Dataset rows about figures
— begin —
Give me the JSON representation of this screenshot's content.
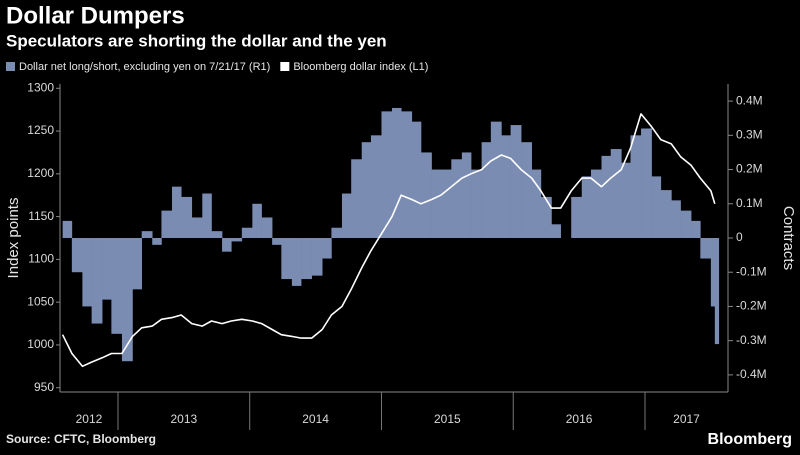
{
  "chart_data": {
    "type": "bar_line",
    "title": "Dollar Dumpers",
    "subtitle": "Speculators are shorting the dollar and the yen",
    "ylabel": "Index points",
    "y2label": "Contracts",
    "source": "Source: CFTC, Bloomberg",
    "brand": "Bloomberg",
    "x": [
      2012.58,
      2012.65,
      2012.73,
      2012.8,
      2012.88,
      2012.95,
      2013.03,
      2013.11,
      2013.18,
      2013.26,
      2013.33,
      2013.41,
      2013.48,
      2013.56,
      2013.64,
      2013.71,
      2013.79,
      2013.86,
      2013.94,
      2014.02,
      2014.09,
      2014.17,
      2014.24,
      2014.32,
      2014.39,
      2014.47,
      2014.55,
      2014.62,
      2014.7,
      2014.77,
      2014.85,
      2014.92,
      2015.0,
      2015.08,
      2015.15,
      2015.23,
      2015.3,
      2015.38,
      2015.45,
      2015.53,
      2015.61,
      2015.68,
      2015.76,
      2015.83,
      2015.91,
      2015.98,
      2016.06,
      2016.14,
      2016.21,
      2016.29,
      2016.36,
      2016.44,
      2016.52,
      2016.59,
      2016.67,
      2016.74,
      2016.82,
      2016.89,
      2016.97,
      2017.05,
      2017.12,
      2017.2,
      2017.27,
      2017.35,
      2017.42,
      2017.5,
      2017.53
    ],
    "xlim": [
      2012.56,
      2017.63
    ],
    "xticks": [
      2012,
      2013,
      2014,
      2015,
      2016,
      2017
    ],
    "ylim": [
      945,
      1305
    ],
    "yticks": [
      950,
      1000,
      1050,
      1100,
      1150,
      1200,
      1250,
      1300
    ],
    "y2lim": [
      -450000,
      450000
    ],
    "y2ticks": [
      {
        "value": 400000,
        "label": "0.4M"
      },
      {
        "value": 300000,
        "label": "0.3M"
      },
      {
        "value": 200000,
        "label": "0.2M"
      },
      {
        "value": 100000,
        "label": "0.1M"
      },
      0,
      {
        "value": -100000,
        "label": "-0.1M"
      },
      {
        "value": -200000,
        "label": "-0.2M"
      },
      {
        "value": -300000,
        "label": "-0.3M"
      },
      {
        "value": -400000,
        "label": "-0.4M"
      }
    ],
    "series": [
      {
        "name": "Dollar net long/short, excluding yen on 7/21/17 (R1)",
        "type": "bar",
        "axis": "y2",
        "color": "#7b8cb3",
        "values": [
          50000,
          -100000,
          -200000,
          -250000,
          -180000,
          -280000,
          -360000,
          -150000,
          20000,
          -20000,
          80000,
          150000,
          120000,
          60000,
          130000,
          20000,
          -40000,
          -10000,
          30000,
          100000,
          60000,
          -20000,
          -120000,
          -140000,
          -120000,
          -110000,
          -60000,
          30000,
          130000,
          230000,
          280000,
          300000,
          370000,
          380000,
          370000,
          340000,
          250000,
          200000,
          200000,
          230000,
          250000,
          200000,
          280000,
          340000,
          300000,
          330000,
          280000,
          200000,
          120000,
          40000,
          0,
          120000,
          180000,
          200000,
          240000,
          260000,
          220000,
          300000,
          320000,
          180000,
          140000,
          110000,
          80000,
          50000,
          -60000,
          -200000,
          -310000
        ]
      },
      {
        "name": "Bloomberg dollar index (L1)",
        "type": "line",
        "axis": "y",
        "color": "#ffffff",
        "values": [
          1012,
          990,
          975,
          980,
          985,
          990,
          990,
          1010,
          1020,
          1022,
          1030,
          1032,
          1035,
          1025,
          1022,
          1028,
          1025,
          1028,
          1030,
          1028,
          1025,
          1018,
          1012,
          1010,
          1008,
          1008,
          1018,
          1035,
          1045,
          1065,
          1090,
          1110,
          1130,
          1150,
          1175,
          1170,
          1165,
          1170,
          1175,
          1185,
          1195,
          1200,
          1205,
          1215,
          1222,
          1218,
          1205,
          1195,
          1180,
          1160,
          1160,
          1180,
          1195,
          1195,
          1185,
          1195,
          1205,
          1230,
          1270,
          1255,
          1240,
          1235,
          1220,
          1210,
          1195,
          1180,
          1165
        ]
      }
    ]
  }
}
— end —
• **What needs to be done**:
Identify every line above that includes the word "Bloomberg", and show those lines.

• **Expected answer**:
    "source": "Source: CFTC, Bloomberg",
    "brand": "Bloomberg",
        "name": "Bloomberg dollar index (L1)",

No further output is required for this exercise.